Task requirements:
Pick out every line of the entries below where "content" occurs, and copy those lines.

— start of Recorded information —

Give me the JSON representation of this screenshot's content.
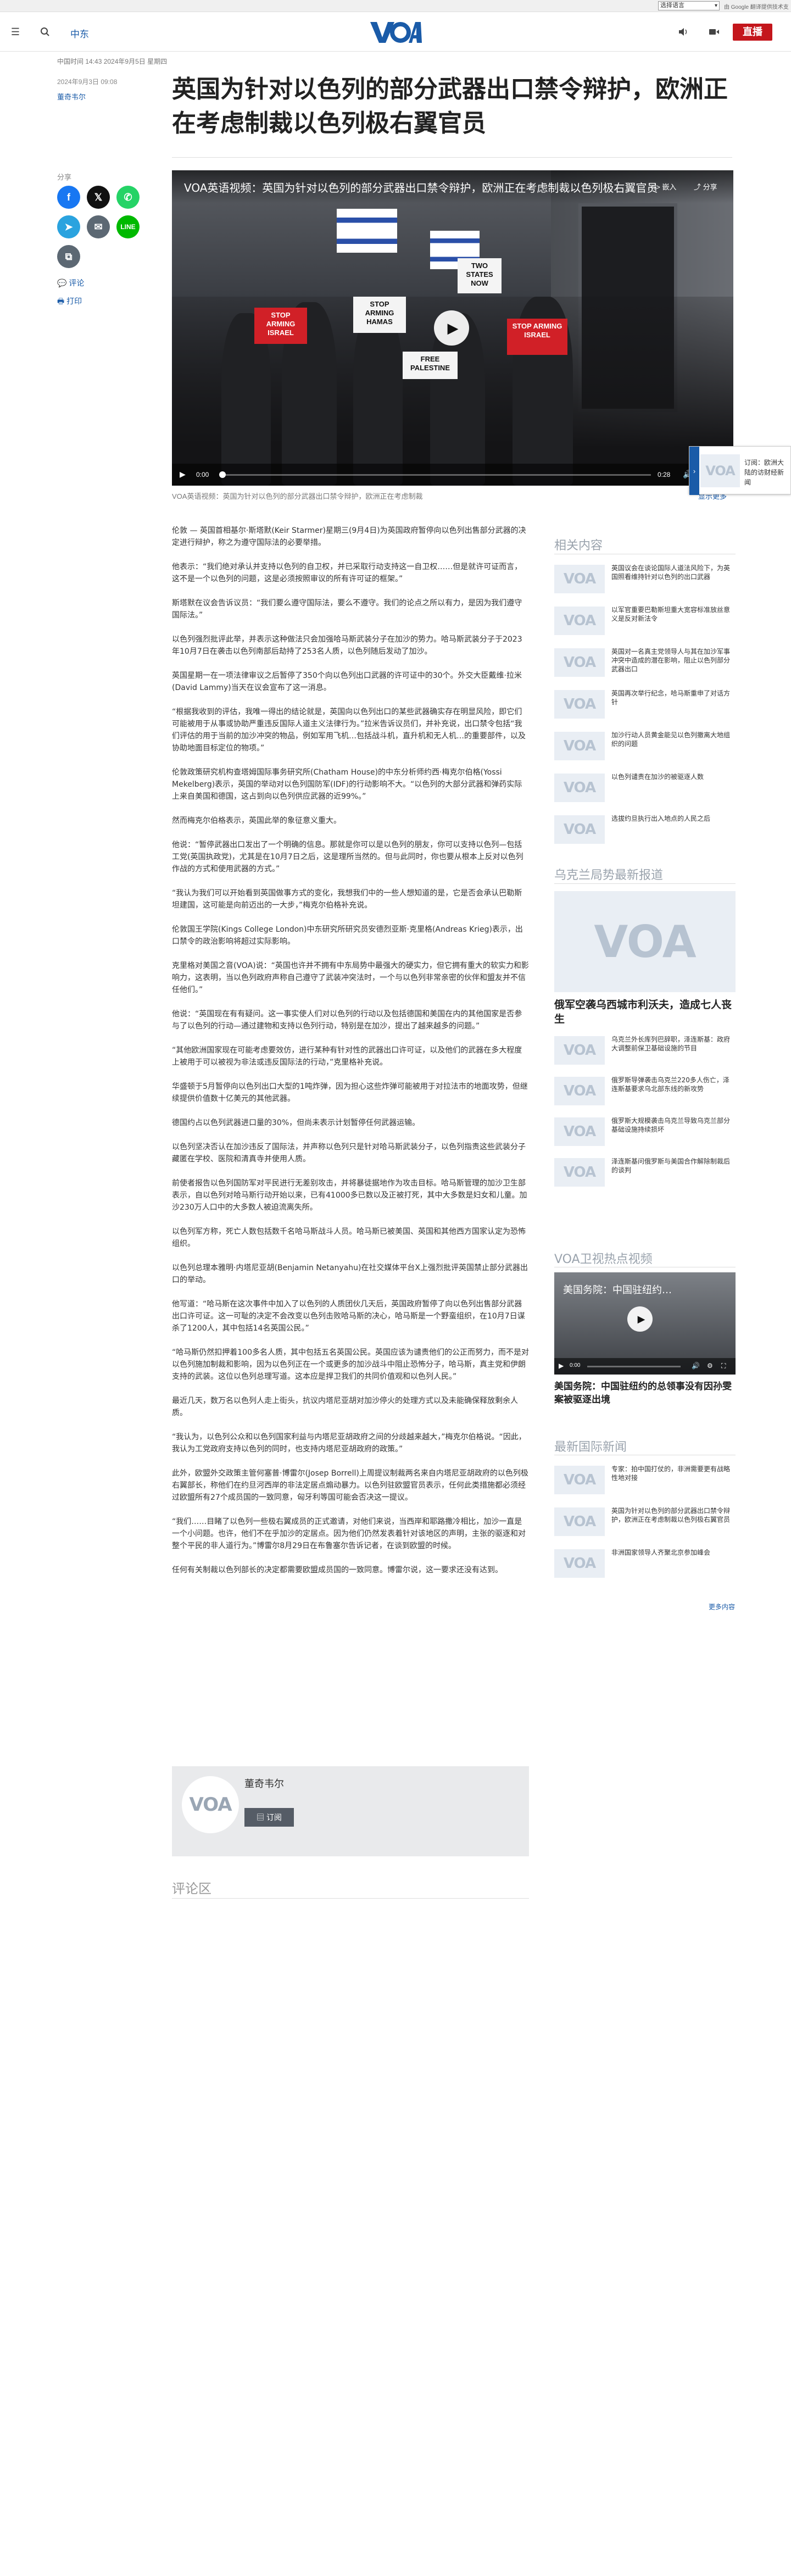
{
  "translate": {
    "select_label": "选择语言",
    "powered": "由 Google 翻译提供技术支持"
  },
  "header": {
    "section": "中东",
    "live_label": "直播",
    "logo_text": "VOA"
  },
  "meta": {
    "updated": "中国时间 14:43 2024年9月5日 星期四",
    "date": "2024年9月3日 09:08",
    "author": "董奇韦尔"
  },
  "title": "英国为针对以色列的部分武器出口禁令辩护，欧洲正在考虑制裁以色列极右翼官员",
  "share": {
    "label": "分享",
    "comments": "评论",
    "print": "打印"
  },
  "video": {
    "title": "VOA英语视频：英国为针对以色列的部分武器出口禁令辩护，欧洲正在考虑制裁以色列极右翼官员",
    "embed": "嵌入",
    "share": "分享",
    "time_current": "0:00",
    "time_total": "0:28",
    "caption": "VOA英语视频：英国为针对以色列的部分武器出口禁令辩护，欧洲正在考虑制裁",
    "more": "显示更多",
    "signs": [
      "STOP ARMING ISRAEL",
      "STOP ARMING HAMAS",
      "TWO STATES NOW",
      "STOP ARMING ISRAEL",
      "FREE PALESTINE"
    ]
  },
  "sticky": {
    "text": "订阅：欧洲大陆的访财经新闻"
  },
  "article": [
    "伦敦 — 英国首相基尔·斯塔默(Keir Starmer)星期三(9月4日)为英国政府暂停向以色列出售部分武器的决定进行辩护，称之为遵守国际法的必要举措。",
    "他表示：“我们绝对承认并支持以色列的自卫权，并已采取行动支持这一自卫权……但是就许可证而言，这不是一个以色列的问题，这是必须按照审议的所有许可证的框架。”",
    "斯塔默在议会告诉议员：“我们要么遵守国际法，要么不遵守。我们的论点之所以有力，是因为我们遵守国际法。”",
    "以色列强烈批评此举，并表示这种做法只会加强哈马斯武装分子在加沙的势力。哈马斯武装分子于2023年10月7日在袭击以色列南部后劫持了253名人质，以色列随后发动了加沙。",
    "英国星期一在一项法律审议之后暂停了350个向以色列出口武器的许可证中的30个。外交大臣戴维·拉米(David Lammy)当天在议会宣布了这一消息。",
    "“根据我收到的评估，我唯一得出的结论就是，英国向以色列出口的某些武器确实存在明显风险，即它们可能被用于从事或协助严重违反国际人道主义法律行为。”拉米告诉议员们，并补充说，出口禁令包括“我们评估的用于当前的加沙冲突的物品，例如军用飞机…包括战斗机，直升机和无人机…的重要部件，以及协助地面目标定位的物项。”",
    "伦敦政策研究机构查塔姆国际事务研究所(Chatham House)的中东分析师约西·梅克尔伯格(Yossi Mekelberg)表示，英国的举动对以色列国防军(IDF)的行动影响不大。“以色列的大部分武器和弹药实际上来自美国和德国，这占到向以色列供应武器的近99%。”",
    "然而梅克尔伯格表示，英国此举的象征意义重大。",
    "他说：“暂停武器出口发出了一个明确的信息。那就是你可以是以色列的朋友，你可以支持以色列—包括工党(英国执政党)，尤其是在10月7日之后，这是理所当然的。但与此同时，你也要从根本上反对以色列作战的方式和使用武器的方式。”",
    "“我认为我们可以开始看到英国做事方式的变化，我想我们中的一些人想知道的是，它是否会承认巴勒斯坦建国，这可能是向前迈出的一大步，”梅克尔伯格补充说。",
    "伦敦国王学院(Kings College London)中东研究所研究员安德烈亚斯·克里格(Andreas Krieg)表示，出口禁令的政治影响将超过实际影响。",
    "克里格对美国之音(VOA)说：“英国也许并不拥有中东局势中最强大的硬实力，但它拥有重大的软实力和影响力，这表明，当以色列政府声称自己遵守了武装冲突法时，一个与以色列非常亲密的伙伴和盟友并不信任他们。”",
    "他说：“英国现在有有疑问。这一事实使人们对以色列的行动以及包括德国和美国在内的其他国家是否参与了以色列的行动—通过建物和支持以色列行动，特别是在加沙，提出了越来越多的问题。”",
    "“其他欧洲国家现在可能考虑要效仿，进行某种有针对性的武器出口许可证，以及他们的武器在多大程度上被用于可以被视为非法或违反国际法的行动，”克里格补充说。",
    "华盛顿于5月暂停向以色列出口大型的1吨炸弹，因为担心这些炸弹可能被用于对拉法市的地面攻势，但继续提供价值数十亿美元的其他武器。",
    "德国约占以色列武器进口量的30%，但尚未表示计划暂停任何武器运输。",
    "以色列坚决否认在加沙违反了国际法，并声称以色列只是针对哈马斯武装分子，以色列指责这些武装分子藏匿在学校、医院和清真寺并使用人质。",
    "前使者报告以色列国防军对平民进行无差别攻击，并将暴徒据地作为攻击目标。哈马斯管理的加沙卫生部表示，自以色列对哈马斯行动开始以来，已有41000多已数以及正被打死，其中大多数是妇女和儿童。加沙230万人口中的大多数人被迫流离失所。",
    "以色列军方称，死亡人数包括数千名哈马斯战斗人员。哈马斯已被美国、英国和其他西方国家认定为恐怖组织。",
    "以色列总理本雅明·内塔尼亚胡(Benjamin Netanyahu)在社交媒体平台X上强烈批评英国禁止部分武器出口的举动。",
    "他写道：“哈马斯在这次事件中加入了以色列的人质团伙几天后，英国政府暂停了向以色列出售部分武器出口许可证。这一可耻的决定不会改变以色列击败哈马斯的决心，哈马斯是一个野蛮组织，在10月7日谋杀了1200人，其中包括14名英国公民。”",
    "“哈马斯仍然扣押着100多名人质，其中包括五名英国公民。英国应该为谴责他们的公正而努力，而不是对以色列施加制裁和影响，因为以色列正在一个或更多的加沙战斗中阻止恐怖分子，哈马斯，真主党和伊朗支持的武装。这位以色列总理写道。这本应是捍卫我们的共同价值观和以色列人民。”",
    "最近几天，数万名以色列人走上街头，抗议内塔尼亚胡对加沙停火的处理方式以及未能确保释放剩余人质。",
    "“我认为，以色列公众和以色列国家利益与内塔尼亚胡政府之间的分歧越来越大，”梅克尔伯格说。“因此，我认为工党政府支持以色列的同时，也支持内塔尼亚胡政府的政策。”",
    "此外，欧盟外交政策主管何塞普·博雷尔(Josep Borrell)上周提议制裁两名来自内塔尼亚胡政府的以色列极右翼部长，称他们在约旦河西岸的非法定居点煽动暴力。以色列驻欧盟官员表示，任何此类措施都必须经过欧盟所有27个成员国的一致同意，匈牙利等国可能会否决这一提议。",
    "“我们……目睹了以色列一些极右翼成员的正式邀请，对他们来说，当西岸和耶路撒冷相比，加沙一直是一个小问题。也许，他们不在乎加沙的定居点。因为他们仍然发表着针对该地区的声明，主张的驱逐和对整个平民的非人道行为。”博雷尔8月29日在布鲁塞尔告诉记者，在谈到欧盟的时候。",
    "任何有关制裁以色列部长的决定都需要欧盟成员国的一致同意。博雷尔说，这一要求还没有达到。"
  ],
  "author_box": {
    "name": "董奇韦尔",
    "subscribe": "订阅"
  },
  "comments": {
    "heading": "评论区"
  },
  "sidebar": {
    "related_head": "相关内容",
    "related": [
      "英国议会在谈论国际人道法风险下，为英国照看维持针对以色列的出口武器",
      "以军官重要巴勒斯坦重大宽容标准放丝意义是反对新法令",
      "英国对一名真主党领导人与其在加沙军事冲突中造成的潜在影响，阻止以色列部分武器出口",
      "英国再次举行纪念，哈马斯重申了对话方针",
      "加沙行动人员黄金能见以色列撤离大地组织的问题",
      "以色列谴责在加沙的被驱逐人数",
      "选拔约旦执行出入地点的人民之后"
    ],
    "ukraine_head": "乌克兰局势最新报道",
    "ukraine_feature": "俄军空袭乌西城市利沃夫，造成七人丧生",
    "ukraine": [
      "乌克兰外长库列巴辞职，泽连斯基：政府大调整前保卫基础设施的节目",
      "俄罗斯导弹袭击乌克兰220多人伤亡，泽连斯基要求乌北部东线的新攻势",
      "俄罗斯大规模袭击乌克兰导致乌克兰部分基础设施持续损坏",
      "泽连斯基问俄罗斯与美国合作解除制裁后的谈判"
    ],
    "video_head": "VOA卫视热点视频",
    "video_overlay": "美国务院：中国驻纽约…",
    "video_time": "0:00",
    "video_feature": "美国务院：中国驻纽约的总领事没有因孙雯案被驱逐出境",
    "intl_head": "最新国际新闻",
    "intl": [
      "专家：拍中国打仗的，非洲需要更有战略性地对接",
      "英国为针对以色列的部分武器出口禁令辩护，欧洲正在考虑制裁以色列极右翼官员",
      "非洲国家领导人齐聚北京参加峰会"
    ],
    "more_news": "更多内容"
  },
  "colors": {
    "brand": "#1a5ba8",
    "live": "#c4161c",
    "facebook": "#1877f2",
    "x": "#111111",
    "whatsapp": "#25d366",
    "telegram": "#2aa3df",
    "email": "#5c6873",
    "line": "#00b900"
  }
}
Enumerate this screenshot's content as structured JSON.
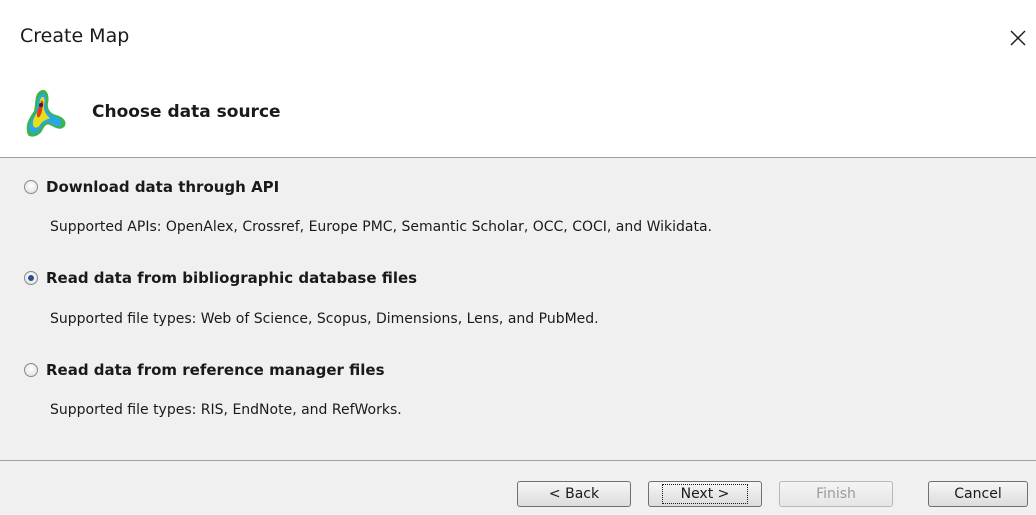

— end of Recorded information —

Completed task:
Give me the JSON representation of this screenshot's content.
Enumerate this screenshot's content as structured JSON.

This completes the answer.